STATED TASK >> Every line of the data must be copied exactly.

(Excerpt from a dataset)
──────────────────────────────

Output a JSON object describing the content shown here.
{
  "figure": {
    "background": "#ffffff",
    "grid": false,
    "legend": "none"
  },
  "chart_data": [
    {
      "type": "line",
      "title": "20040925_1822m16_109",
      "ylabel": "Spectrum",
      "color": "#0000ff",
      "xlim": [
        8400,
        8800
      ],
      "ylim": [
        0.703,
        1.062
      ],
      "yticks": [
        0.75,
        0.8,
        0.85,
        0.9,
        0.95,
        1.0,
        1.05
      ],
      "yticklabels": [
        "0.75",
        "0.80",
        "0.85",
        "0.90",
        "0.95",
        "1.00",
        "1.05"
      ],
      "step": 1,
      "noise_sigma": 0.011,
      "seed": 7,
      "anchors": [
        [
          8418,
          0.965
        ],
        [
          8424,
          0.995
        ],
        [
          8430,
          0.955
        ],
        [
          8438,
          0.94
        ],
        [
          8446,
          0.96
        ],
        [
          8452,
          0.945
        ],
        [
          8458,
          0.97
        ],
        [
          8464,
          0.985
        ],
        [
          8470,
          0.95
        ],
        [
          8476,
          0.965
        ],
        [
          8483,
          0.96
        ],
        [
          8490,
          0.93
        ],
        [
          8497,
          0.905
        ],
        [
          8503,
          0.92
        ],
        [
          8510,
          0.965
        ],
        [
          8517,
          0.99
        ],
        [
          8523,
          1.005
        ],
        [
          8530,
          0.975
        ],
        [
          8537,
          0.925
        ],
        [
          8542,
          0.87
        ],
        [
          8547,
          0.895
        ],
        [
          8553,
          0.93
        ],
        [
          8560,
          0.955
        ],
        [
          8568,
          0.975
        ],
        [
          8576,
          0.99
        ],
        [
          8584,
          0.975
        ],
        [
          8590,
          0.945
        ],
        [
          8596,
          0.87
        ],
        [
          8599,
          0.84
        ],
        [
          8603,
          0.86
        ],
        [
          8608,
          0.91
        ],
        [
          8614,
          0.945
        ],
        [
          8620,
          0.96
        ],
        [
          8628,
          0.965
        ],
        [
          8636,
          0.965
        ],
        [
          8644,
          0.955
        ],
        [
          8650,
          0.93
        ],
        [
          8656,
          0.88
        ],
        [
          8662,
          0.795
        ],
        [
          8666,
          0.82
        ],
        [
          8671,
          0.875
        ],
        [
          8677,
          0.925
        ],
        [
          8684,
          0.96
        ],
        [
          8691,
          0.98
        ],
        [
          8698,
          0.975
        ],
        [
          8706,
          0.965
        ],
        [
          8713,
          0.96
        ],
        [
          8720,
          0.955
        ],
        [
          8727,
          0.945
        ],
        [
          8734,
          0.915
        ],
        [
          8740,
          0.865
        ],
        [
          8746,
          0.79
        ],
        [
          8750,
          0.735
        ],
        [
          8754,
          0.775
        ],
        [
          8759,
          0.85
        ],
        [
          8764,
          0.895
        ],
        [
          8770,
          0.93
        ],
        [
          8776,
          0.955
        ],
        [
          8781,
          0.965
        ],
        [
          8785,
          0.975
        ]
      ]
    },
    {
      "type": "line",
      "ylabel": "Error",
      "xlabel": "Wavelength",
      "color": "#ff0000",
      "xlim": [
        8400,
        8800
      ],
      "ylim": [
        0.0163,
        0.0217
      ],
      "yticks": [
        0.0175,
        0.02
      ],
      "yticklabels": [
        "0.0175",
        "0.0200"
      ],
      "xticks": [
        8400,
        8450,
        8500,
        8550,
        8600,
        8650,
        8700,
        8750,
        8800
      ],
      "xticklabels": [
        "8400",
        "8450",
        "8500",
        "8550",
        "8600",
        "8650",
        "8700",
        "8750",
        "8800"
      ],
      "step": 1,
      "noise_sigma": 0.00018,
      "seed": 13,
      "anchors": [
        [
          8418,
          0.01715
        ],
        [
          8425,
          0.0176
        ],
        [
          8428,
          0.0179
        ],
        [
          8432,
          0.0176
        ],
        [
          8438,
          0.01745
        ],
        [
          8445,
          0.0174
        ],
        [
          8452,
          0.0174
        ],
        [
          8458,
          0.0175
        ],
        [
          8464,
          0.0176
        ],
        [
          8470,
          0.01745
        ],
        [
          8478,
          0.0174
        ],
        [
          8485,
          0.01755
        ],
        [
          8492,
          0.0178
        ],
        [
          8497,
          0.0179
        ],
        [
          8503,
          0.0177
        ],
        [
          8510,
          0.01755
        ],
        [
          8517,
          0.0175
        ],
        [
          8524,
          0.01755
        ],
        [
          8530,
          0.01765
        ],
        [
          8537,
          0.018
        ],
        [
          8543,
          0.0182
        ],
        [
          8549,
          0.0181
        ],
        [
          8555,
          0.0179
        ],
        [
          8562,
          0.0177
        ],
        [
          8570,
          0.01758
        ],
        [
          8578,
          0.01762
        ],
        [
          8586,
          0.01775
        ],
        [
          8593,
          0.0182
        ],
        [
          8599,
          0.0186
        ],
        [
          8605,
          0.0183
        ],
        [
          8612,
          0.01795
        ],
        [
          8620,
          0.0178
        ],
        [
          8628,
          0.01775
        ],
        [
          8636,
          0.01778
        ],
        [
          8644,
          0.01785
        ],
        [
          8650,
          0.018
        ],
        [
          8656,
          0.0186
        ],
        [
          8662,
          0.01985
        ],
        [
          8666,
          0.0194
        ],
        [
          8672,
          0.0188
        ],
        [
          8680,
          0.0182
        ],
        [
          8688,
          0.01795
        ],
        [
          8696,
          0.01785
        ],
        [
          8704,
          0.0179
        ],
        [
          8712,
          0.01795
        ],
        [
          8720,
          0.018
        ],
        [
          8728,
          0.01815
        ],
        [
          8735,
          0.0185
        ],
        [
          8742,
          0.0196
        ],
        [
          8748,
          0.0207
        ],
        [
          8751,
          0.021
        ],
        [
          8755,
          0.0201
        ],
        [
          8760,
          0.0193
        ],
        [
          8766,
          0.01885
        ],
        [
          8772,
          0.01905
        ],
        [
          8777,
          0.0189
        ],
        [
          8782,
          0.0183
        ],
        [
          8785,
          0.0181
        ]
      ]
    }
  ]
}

──────────────────────────────

SOLVED EXERCISE >>
Output a JSON object describing the content shown here.
{
  "figure": {
    "background": "#ffffff",
    "grid": false,
    "legend": "none"
  },
  "chart_data": [
    {
      "type": "line",
      "title": "20040925_1822m16_109",
      "ylabel": "Spectrum",
      "color": "#0000ff",
      "xlim": [
        8400,
        8800
      ],
      "ylim": [
        0.703,
        1.062
      ],
      "yticks": [
        0.75,
        0.8,
        0.85,
        0.9,
        0.95,
        1.0,
        1.05
      ],
      "yticklabels": [
        "0.75",
        "0.80",
        "0.85",
        "0.90",
        "0.95",
        "1.00",
        "1.05"
      ],
      "step": 1,
      "noise_sigma": 0.011,
      "seed": 7,
      "anchors": [
        [
          8418,
          0.965
        ],
        [
          8424,
          0.995
        ],
        [
          8430,
          0.955
        ],
        [
          8438,
          0.94
        ],
        [
          8446,
          0.96
        ],
        [
          8452,
          0.945
        ],
        [
          8458,
          0.97
        ],
        [
          8464,
          0.985
        ],
        [
          8470,
          0.95
        ],
        [
          8476,
          0.965
        ],
        [
          8483,
          0.96
        ],
        [
          8490,
          0.93
        ],
        [
          8497,
          0.905
        ],
        [
          8503,
          0.92
        ],
        [
          8510,
          0.965
        ],
        [
          8517,
          0.99
        ],
        [
          8523,
          1.005
        ],
        [
          8530,
          0.975
        ],
        [
          8537,
          0.925
        ],
        [
          8542,
          0.87
        ],
        [
          8547,
          0.895
        ],
        [
          8553,
          0.93
        ],
        [
          8560,
          0.955
        ],
        [
          8568,
          0.975
        ],
        [
          8576,
          0.99
        ],
        [
          8584,
          0.975
        ],
        [
          8590,
          0.945
        ],
        [
          8596,
          0.87
        ],
        [
          8599,
          0.84
        ],
        [
          8603,
          0.86
        ],
        [
          8608,
          0.91
        ],
        [
          8614,
          0.945
        ],
        [
          8620,
          0.96
        ],
        [
          8628,
          0.965
        ],
        [
          8636,
          0.965
        ],
        [
          8644,
          0.955
        ],
        [
          8650,
          0.93
        ],
        [
          8656,
          0.88
        ],
        [
          8662,
          0.795
        ],
        [
          8666,
          0.82
        ],
        [
          8671,
          0.875
        ],
        [
          8677,
          0.925
        ],
        [
          8684,
          0.96
        ],
        [
          8691,
          0.98
        ],
        [
          8698,
          0.975
        ],
        [
          8706,
          0.965
        ],
        [
          8713,
          0.96
        ],
        [
          8720,
          0.955
        ],
        [
          8727,
          0.945
        ],
        [
          8734,
          0.915
        ],
        [
          8740,
          0.865
        ],
        [
          8746,
          0.79
        ],
        [
          8750,
          0.735
        ],
        [
          8754,
          0.775
        ],
        [
          8759,
          0.85
        ],
        [
          8764,
          0.895
        ],
        [
          8770,
          0.93
        ],
        [
          8776,
          0.955
        ],
        [
          8781,
          0.965
        ],
        [
          8785,
          0.975
        ]
      ]
    },
    {
      "type": "line",
      "ylabel": "Error",
      "xlabel": "Wavelength",
      "color": "#ff0000",
      "xlim": [
        8400,
        8800
      ],
      "ylim": [
        0.0163,
        0.0217
      ],
      "yticks": [
        0.0175,
        0.02
      ],
      "yticklabels": [
        "0.0175",
        "0.0200"
      ],
      "xticks": [
        8400,
        8450,
        8500,
        8550,
        8600,
        8650,
        8700,
        8750,
        8800
      ],
      "xticklabels": [
        "8400",
        "8450",
        "8500",
        "8550",
        "8600",
        "8650",
        "8700",
        "8750",
        "8800"
      ],
      "step": 1,
      "noise_sigma": 0.00018,
      "seed": 13,
      "anchors": [
        [
          8418,
          0.01715
        ],
        [
          8425,
          0.0176
        ],
        [
          8428,
          0.0179
        ],
        [
          8432,
          0.0176
        ],
        [
          8438,
          0.01745
        ],
        [
          8445,
          0.0174
        ],
        [
          8452,
          0.0174
        ],
        [
          8458,
          0.0175
        ],
        [
          8464,
          0.0176
        ],
        [
          8470,
          0.01745
        ],
        [
          8478,
          0.0174
        ],
        [
          8485,
          0.01755
        ],
        [
          8492,
          0.0178
        ],
        [
          8497,
          0.0179
        ],
        [
          8503,
          0.0177
        ],
        [
          8510,
          0.01755
        ],
        [
          8517,
          0.0175
        ],
        [
          8524,
          0.01755
        ],
        [
          8530,
          0.01765
        ],
        [
          8537,
          0.018
        ],
        [
          8543,
          0.0182
        ],
        [
          8549,
          0.0181
        ],
        [
          8555,
          0.0179
        ],
        [
          8562,
          0.0177
        ],
        [
          8570,
          0.01758
        ],
        [
          8578,
          0.01762
        ],
        [
          8586,
          0.01775
        ],
        [
          8593,
          0.0182
        ],
        [
          8599,
          0.0186
        ],
        [
          8605,
          0.0183
        ],
        [
          8612,
          0.01795
        ],
        [
          8620,
          0.0178
        ],
        [
          8628,
          0.01775
        ],
        [
          8636,
          0.01778
        ],
        [
          8644,
          0.01785
        ],
        [
          8650,
          0.018
        ],
        [
          8656,
          0.0186
        ],
        [
          8662,
          0.01985
        ],
        [
          8666,
          0.0194
        ],
        [
          8672,
          0.0188
        ],
        [
          8680,
          0.0182
        ],
        [
          8688,
          0.01795
        ],
        [
          8696,
          0.01785
        ],
        [
          8704,
          0.0179
        ],
        [
          8712,
          0.01795
        ],
        [
          8720,
          0.018
        ],
        [
          8728,
          0.01815
        ],
        [
          8735,
          0.0185
        ],
        [
          8742,
          0.0196
        ],
        [
          8748,
          0.0207
        ],
        [
          8751,
          0.021
        ],
        [
          8755,
          0.0201
        ],
        [
          8760,
          0.0193
        ],
        [
          8766,
          0.01885
        ],
        [
          8772,
          0.01905
        ],
        [
          8777,
          0.0189
        ],
        [
          8782,
          0.0183
        ],
        [
          8785,
          0.0181
        ]
      ]
    }
  ]
}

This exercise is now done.